**WHAT IS BEING ASKED**
Each line containing the word "this" must be collected.

**EXTRACTED ENTRIES**
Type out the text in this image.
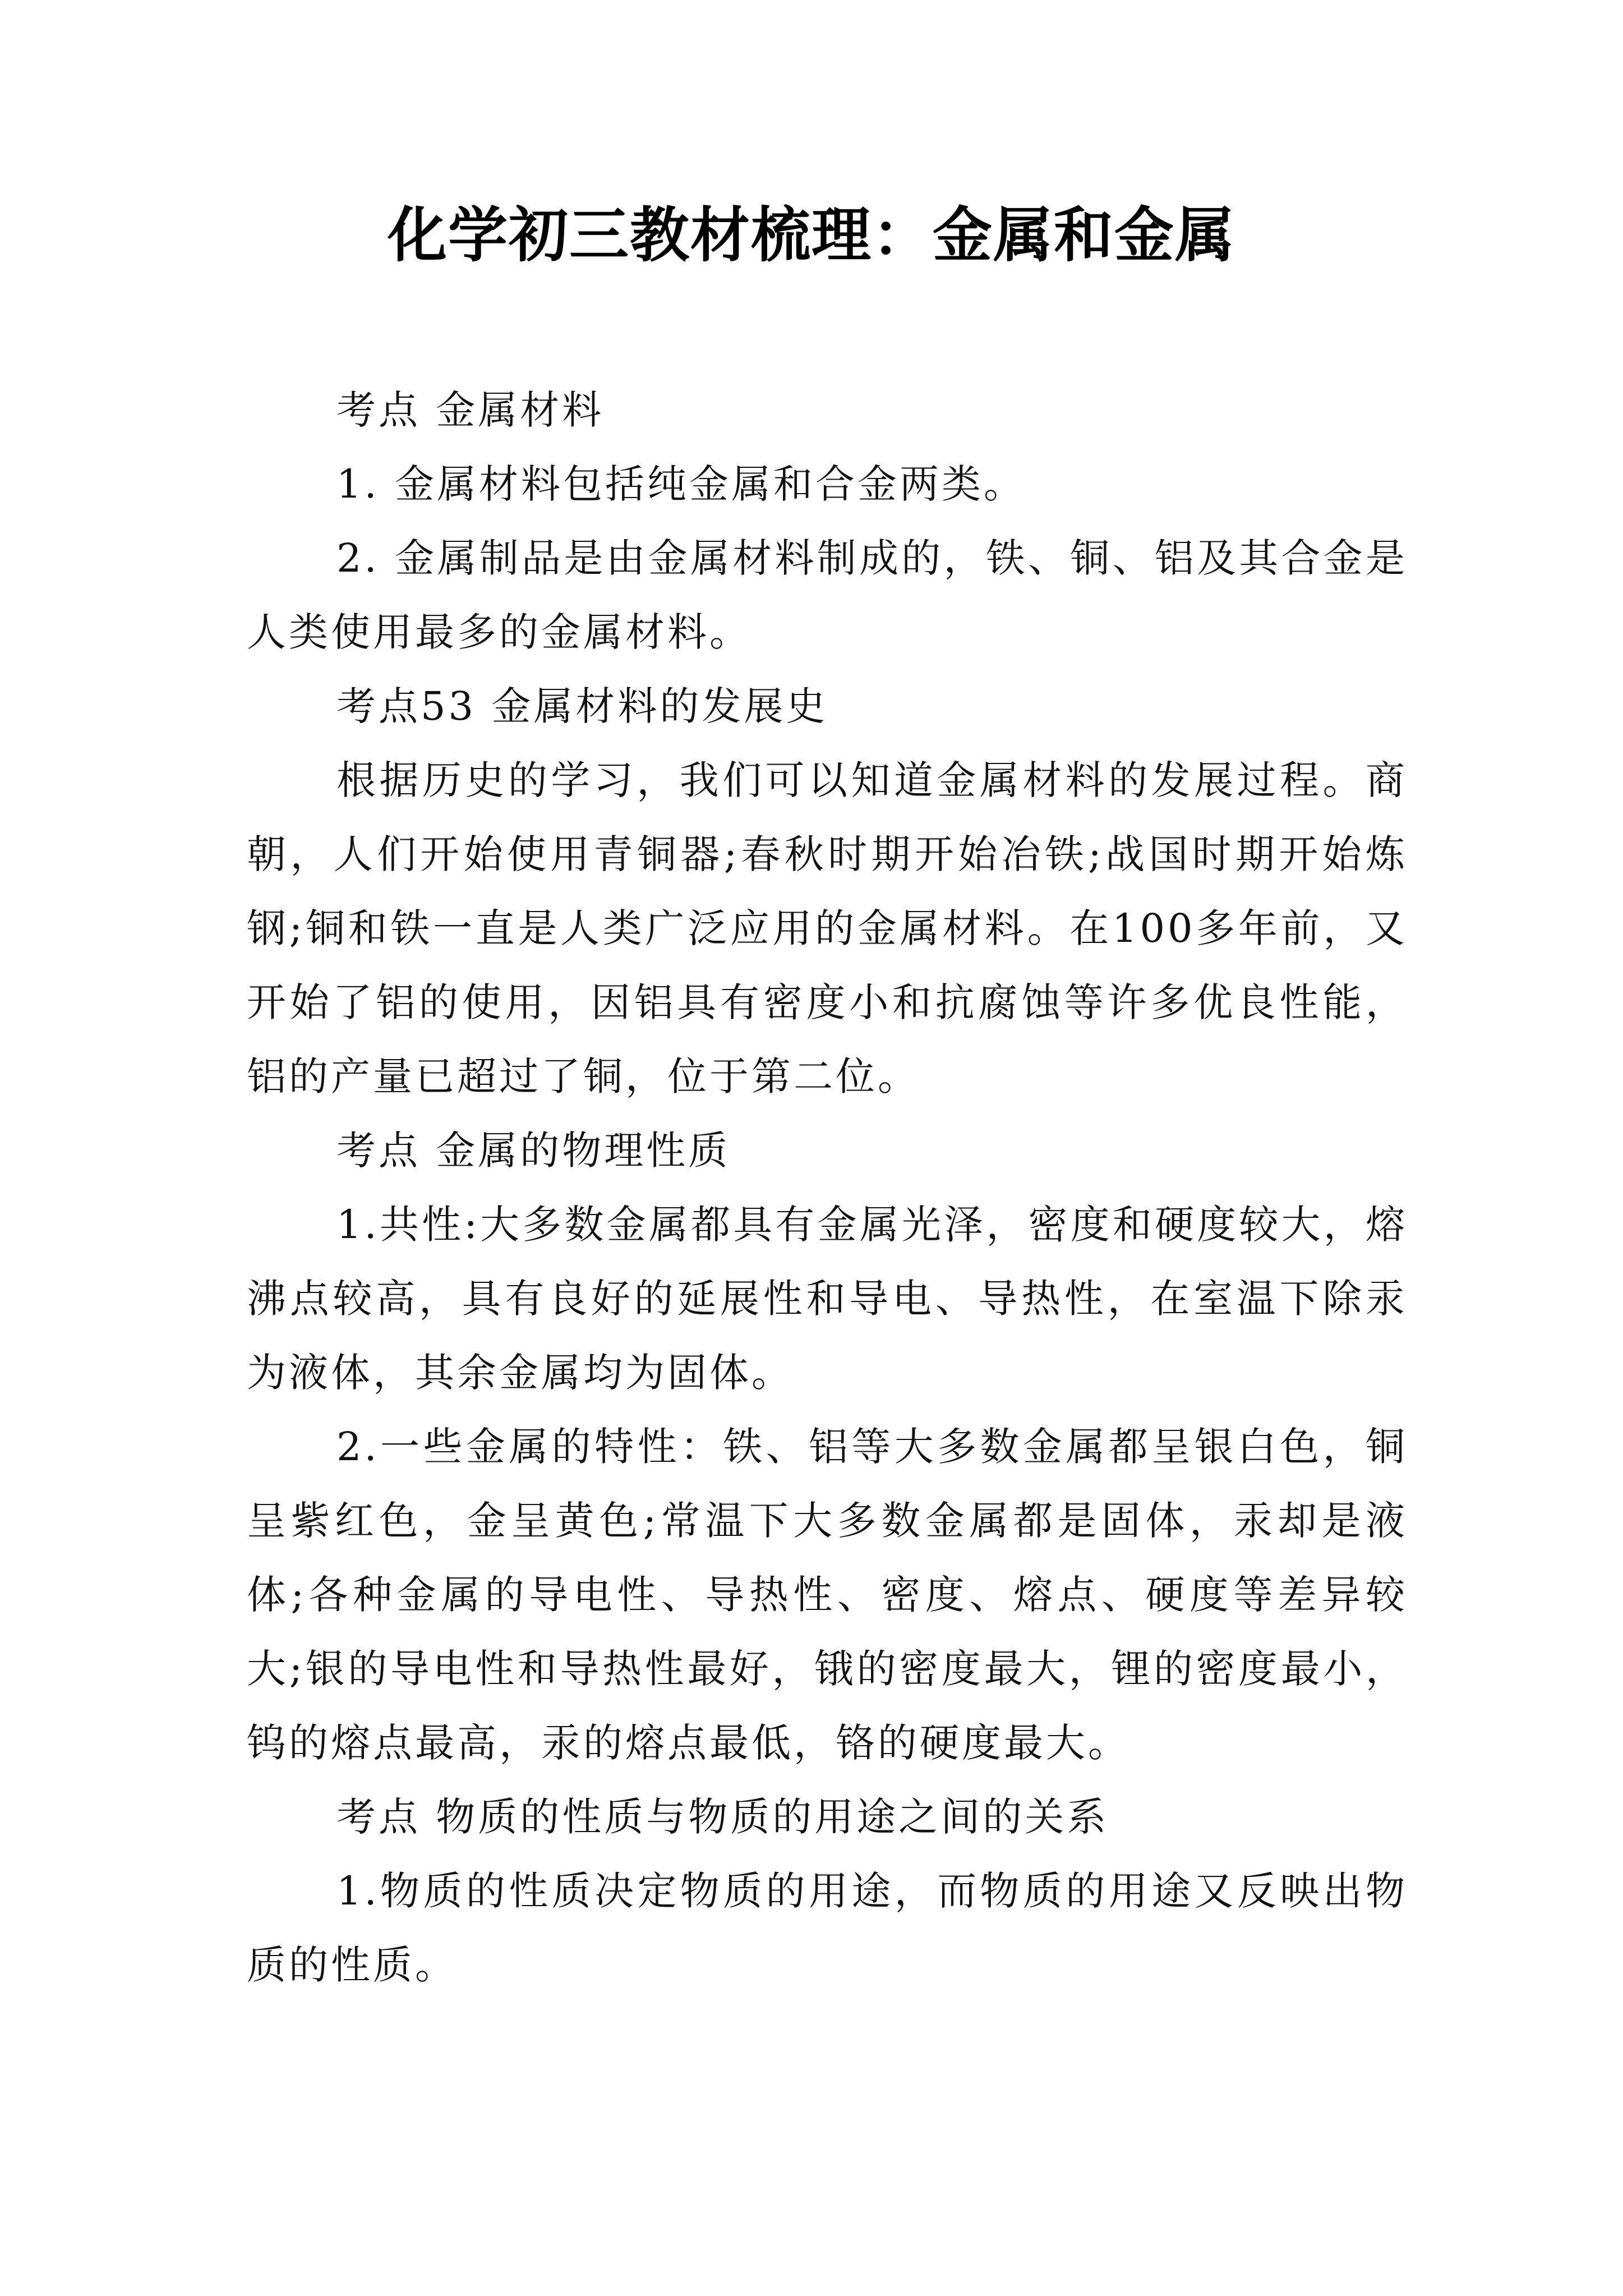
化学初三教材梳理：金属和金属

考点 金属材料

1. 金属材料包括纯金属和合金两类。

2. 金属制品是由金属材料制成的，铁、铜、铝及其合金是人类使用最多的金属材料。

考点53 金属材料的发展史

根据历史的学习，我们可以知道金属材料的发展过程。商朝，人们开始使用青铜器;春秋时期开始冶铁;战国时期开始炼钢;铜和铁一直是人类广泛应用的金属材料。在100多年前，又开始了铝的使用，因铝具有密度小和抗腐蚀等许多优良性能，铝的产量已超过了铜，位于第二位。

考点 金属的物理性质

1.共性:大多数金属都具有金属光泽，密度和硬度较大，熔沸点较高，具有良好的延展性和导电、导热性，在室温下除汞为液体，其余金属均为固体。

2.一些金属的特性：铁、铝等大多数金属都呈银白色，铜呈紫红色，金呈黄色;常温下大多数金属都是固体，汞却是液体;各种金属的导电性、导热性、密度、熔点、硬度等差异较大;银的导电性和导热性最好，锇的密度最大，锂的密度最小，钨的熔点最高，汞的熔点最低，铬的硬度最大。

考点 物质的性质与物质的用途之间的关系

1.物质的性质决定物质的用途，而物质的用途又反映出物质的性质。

---

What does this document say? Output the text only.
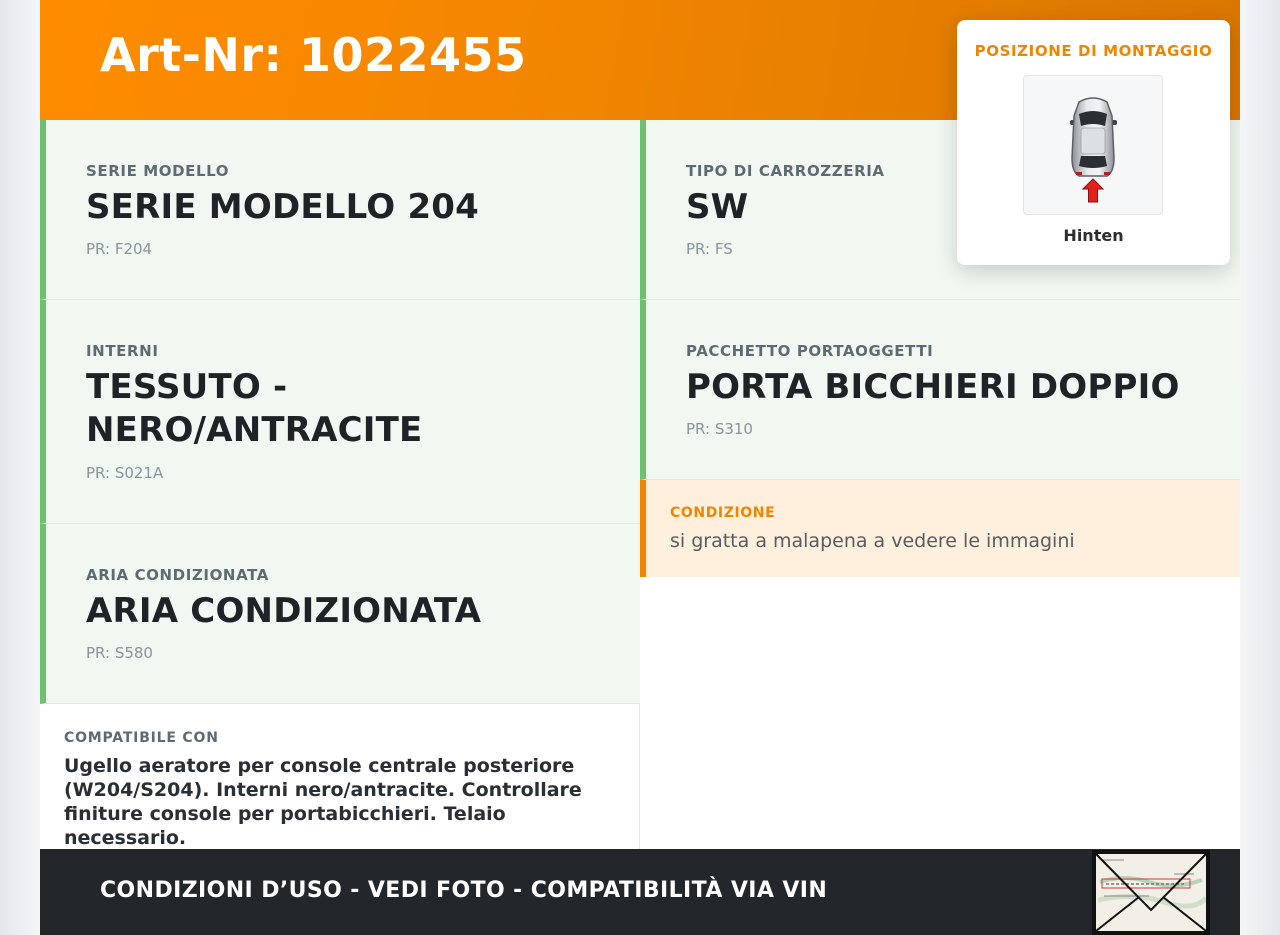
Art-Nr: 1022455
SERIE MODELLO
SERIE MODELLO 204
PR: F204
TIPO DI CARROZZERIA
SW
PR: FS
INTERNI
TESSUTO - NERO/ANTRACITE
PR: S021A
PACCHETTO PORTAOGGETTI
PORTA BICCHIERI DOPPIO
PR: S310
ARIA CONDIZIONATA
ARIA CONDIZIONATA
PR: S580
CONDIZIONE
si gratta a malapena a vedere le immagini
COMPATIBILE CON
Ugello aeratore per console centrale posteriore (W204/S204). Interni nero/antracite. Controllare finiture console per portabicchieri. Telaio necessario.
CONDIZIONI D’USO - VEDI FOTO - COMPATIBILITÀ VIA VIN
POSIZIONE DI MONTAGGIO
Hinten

**FINAL ANSWER**
Type out the text in this image.
What does this document say? Output the text only.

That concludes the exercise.